Directions: Reproduce each line of the material precisely.
— begin Extracted records —
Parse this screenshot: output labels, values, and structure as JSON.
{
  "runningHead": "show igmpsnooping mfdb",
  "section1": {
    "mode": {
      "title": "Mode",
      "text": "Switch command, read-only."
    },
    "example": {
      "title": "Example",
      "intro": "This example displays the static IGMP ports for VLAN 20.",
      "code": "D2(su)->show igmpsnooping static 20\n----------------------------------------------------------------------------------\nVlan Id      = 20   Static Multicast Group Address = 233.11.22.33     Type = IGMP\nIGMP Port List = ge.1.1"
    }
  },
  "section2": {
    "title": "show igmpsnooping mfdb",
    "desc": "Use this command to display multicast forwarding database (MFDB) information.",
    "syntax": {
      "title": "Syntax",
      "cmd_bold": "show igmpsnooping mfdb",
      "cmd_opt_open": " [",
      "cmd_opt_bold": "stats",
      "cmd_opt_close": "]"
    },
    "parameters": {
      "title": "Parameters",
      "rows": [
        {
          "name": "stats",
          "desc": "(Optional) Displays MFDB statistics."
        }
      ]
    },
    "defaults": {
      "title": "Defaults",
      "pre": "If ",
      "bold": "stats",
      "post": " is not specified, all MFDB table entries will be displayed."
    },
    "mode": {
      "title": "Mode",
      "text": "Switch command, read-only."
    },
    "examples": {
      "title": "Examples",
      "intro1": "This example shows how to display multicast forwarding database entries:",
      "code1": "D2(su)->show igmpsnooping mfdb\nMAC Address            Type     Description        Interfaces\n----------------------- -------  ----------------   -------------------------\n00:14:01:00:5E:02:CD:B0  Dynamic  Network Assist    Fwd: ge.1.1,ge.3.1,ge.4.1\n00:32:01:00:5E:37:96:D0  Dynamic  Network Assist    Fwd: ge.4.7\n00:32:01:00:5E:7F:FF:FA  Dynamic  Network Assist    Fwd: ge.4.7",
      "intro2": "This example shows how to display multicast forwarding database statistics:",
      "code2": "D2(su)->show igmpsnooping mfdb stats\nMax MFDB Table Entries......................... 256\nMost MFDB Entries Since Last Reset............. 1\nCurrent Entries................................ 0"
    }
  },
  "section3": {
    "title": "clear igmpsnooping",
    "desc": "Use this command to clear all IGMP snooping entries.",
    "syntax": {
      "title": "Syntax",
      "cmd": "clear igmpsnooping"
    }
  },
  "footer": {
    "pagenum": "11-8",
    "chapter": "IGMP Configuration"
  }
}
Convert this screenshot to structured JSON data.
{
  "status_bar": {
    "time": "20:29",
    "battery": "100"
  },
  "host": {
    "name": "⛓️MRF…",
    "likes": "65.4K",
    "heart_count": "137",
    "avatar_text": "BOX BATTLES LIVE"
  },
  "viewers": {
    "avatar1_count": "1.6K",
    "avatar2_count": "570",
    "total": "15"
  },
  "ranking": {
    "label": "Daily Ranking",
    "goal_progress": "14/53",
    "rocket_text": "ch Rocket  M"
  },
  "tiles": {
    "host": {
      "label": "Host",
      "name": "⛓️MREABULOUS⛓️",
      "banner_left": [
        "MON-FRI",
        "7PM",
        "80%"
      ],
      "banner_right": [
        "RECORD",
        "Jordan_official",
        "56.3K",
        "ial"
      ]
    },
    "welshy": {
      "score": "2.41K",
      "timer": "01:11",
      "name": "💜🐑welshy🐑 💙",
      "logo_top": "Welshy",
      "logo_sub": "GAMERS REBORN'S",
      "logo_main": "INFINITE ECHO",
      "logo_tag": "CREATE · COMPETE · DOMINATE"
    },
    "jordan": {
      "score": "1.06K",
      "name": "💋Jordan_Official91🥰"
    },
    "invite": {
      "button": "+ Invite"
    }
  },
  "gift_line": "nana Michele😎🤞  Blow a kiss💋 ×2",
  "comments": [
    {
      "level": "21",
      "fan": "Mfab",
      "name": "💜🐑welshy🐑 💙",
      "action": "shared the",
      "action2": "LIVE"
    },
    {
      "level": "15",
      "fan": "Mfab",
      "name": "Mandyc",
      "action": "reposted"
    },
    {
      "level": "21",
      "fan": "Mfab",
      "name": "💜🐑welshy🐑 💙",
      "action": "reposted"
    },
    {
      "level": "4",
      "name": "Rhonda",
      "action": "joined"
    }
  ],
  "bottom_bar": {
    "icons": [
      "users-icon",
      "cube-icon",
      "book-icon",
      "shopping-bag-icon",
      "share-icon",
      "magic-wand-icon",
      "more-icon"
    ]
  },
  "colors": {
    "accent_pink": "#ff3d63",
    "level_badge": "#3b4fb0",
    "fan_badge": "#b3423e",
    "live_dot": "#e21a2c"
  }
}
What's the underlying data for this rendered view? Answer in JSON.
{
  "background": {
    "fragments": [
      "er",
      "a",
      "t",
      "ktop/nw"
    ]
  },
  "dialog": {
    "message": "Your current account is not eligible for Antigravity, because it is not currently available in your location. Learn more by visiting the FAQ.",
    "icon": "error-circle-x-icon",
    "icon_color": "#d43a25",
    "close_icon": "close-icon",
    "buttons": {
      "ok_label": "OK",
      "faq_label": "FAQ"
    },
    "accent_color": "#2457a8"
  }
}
— end Extracted records —
Written answer:
Parse this screenshot: output labels, values, and structure as JSON.
{
  "runningHead": "show igmpsnooping mfdb",
  "section1": {
    "mode": {
      "title": "Mode",
      "text": "Switch command, read-only."
    },
    "example": {
      "title": "Example",
      "intro": "This example displays the static IGMP ports for VLAN 20.",
      "code": "D2(su)->show igmpsnooping static 20\n----------------------------------------------------------------------------------\nVlan Id      = 20   Static Multicast Group Address = 233.11.22.33     Type = IGMP\nIGMP Port List = ge.1.1"
    }
  },
  "section2": {
    "title": "show igmpsnooping mfdb",
    "desc": "Use this command to display multicast forwarding database (MFDB) information.",
    "syntax": {
      "title": "Syntax",
      "cmd_bold": "show igmpsnooping mfdb",
      "cmd_opt_open": " [",
      "cmd_opt_bold": "stats",
      "cmd_opt_close": "]"
    },
    "parameters": {
      "title": "Parameters",
      "rows": [
        {
          "name": "stats",
          "desc": "(Optional) Displays MFDB statistics."
        }
      ]
    },
    "defaults": {
      "title": "Defaults",
      "pre": "If ",
      "bold": "stats",
      "post": " is not specified, all MFDB table entries will be displayed."
    },
    "mode": {
      "title": "Mode",
      "text": "Switch command, read-only."
    },
    "examples": {
      "title": "Examples",
      "intro1": "This example shows how to display multicast forwarding database entries:",
      "code1": "D2(su)->show igmpsnooping mfdb\nMAC Address            Type     Description        Interfaces\n----------------------- -------  ----------------   -------------------------\n00:14:01:00:5E:02:CD:B0  Dynamic  Network Assist    Fwd: ge.1.1,ge.3.1,ge.4.1\n00:32:01:00:5E:37:96:D0  Dynamic  Network Assist    Fwd: ge.4.7\n00:32:01:00:5E:7F:FF:FA  Dynamic  Network Assist    Fwd: ge.4.7",
      "intro2": "This example shows how to display multicast forwarding database statistics:",
      "code2": "D2(su)->show igmpsnooping mfdb stats\nMax MFDB Table Entries......................... 256\nMost MFDB Entries Since Last Reset............. 1\nCurrent Entries................................ 0"
    }
  },
  "section3": {
    "title": "clear igmpsnooping",
    "desc": "Use this command to clear all IGMP snooping entries.",
    "syntax": {
      "title": "Syntax",
      "cmd": "clear igmpsnooping"
    }
  },
  "footer": {
    "pagenum": "11-8",
    "chapter": "IGMP Configuration"
  }
}
Convert this screenshot to structured JSON data.
{
  "status_bar": {
    "time": "20:29",
    "battery": "100"
  },
  "host": {
    "name": "⛓️MRF…",
    "likes": "65.4K",
    "heart_count": "137",
    "avatar_text": "BOX BATTLES LIVE"
  },
  "viewers": {
    "avatar1_count": "1.6K",
    "avatar2_count": "570",
    "total": "15"
  },
  "ranking": {
    "label": "Daily Ranking",
    "goal_progress": "14/53",
    "rocket_text": "ch Rocket  M"
  },
  "tiles": {
    "host": {
      "label": "Host",
      "name": "⛓️MREABULOUS⛓️",
      "banner_left": [
        "MON-FRI",
        "7PM",
        "80%"
      ],
      "banner_right": [
        "RECORD",
        "Jordan_official",
        "56.3K",
        "ial"
      ]
    },
    "welshy": {
      "score": "2.41K",
      "timer": "01:11",
      "name": "💜🐑welshy🐑 💙",
      "logo_top": "Welshy",
      "logo_sub": "GAMERS REBORN'S",
      "logo_main": "INFINITE ECHO",
      "logo_tag": "CREATE · COMPETE · DOMINATE"
    },
    "jordan": {
      "score": "1.06K",
      "name": "💋Jordan_Official91🥰"
    },
    "invite": {
      "button": "+ Invite"
    }
  },
  "gift_line": "nana Michele😎🤞  Blow a kiss💋 ×2",
  "comments": [
    {
      "level": "21",
      "fan": "Mfab",
      "name": "💜🐑welshy🐑 💙",
      "action": "shared the",
      "action2": "LIVE"
    },
    {
      "level": "15",
      "fan": "Mfab",
      "name": "Mandyc",
      "action": "reposted"
    },
    {
      "level": "21",
      "fan": "Mfab",
      "name": "💜🐑welshy🐑 💙",
      "action": "reposted"
    },
    {
      "level": "4",
      "name": "Rhonda",
      "action": "joined"
    }
  ],
  "bottom_bar": {
    "icons": [
      "users-icon",
      "cube-icon",
      "book-icon",
      "shopping-bag-icon",
      "share-icon",
      "magic-wand-icon",
      "more-icon"
    ]
  },
  "colors": {
    "accent_pink": "#ff3d63",
    "level_badge": "#3b4fb0",
    "fan_badge": "#b3423e",
    "live_dot": "#e21a2c"
  }
}
What's the underlying data for this rendered view? Answer in JSON.
{
  "background": {
    "fragments": [
      "er",
      "a",
      "t",
      "ktop/nw"
    ]
  },
  "dialog": {
    "message": "Your current account is not eligible for Antigravity, because it is not currently available in your location. Learn more by visiting the FAQ.",
    "icon": "error-circle-x-icon",
    "icon_color": "#d43a25",
    "close_icon": "close-icon",
    "buttons": {
      "ok_label": "OK",
      "faq_label": "FAQ"
    },
    "accent_color": "#2457a8"
  }
}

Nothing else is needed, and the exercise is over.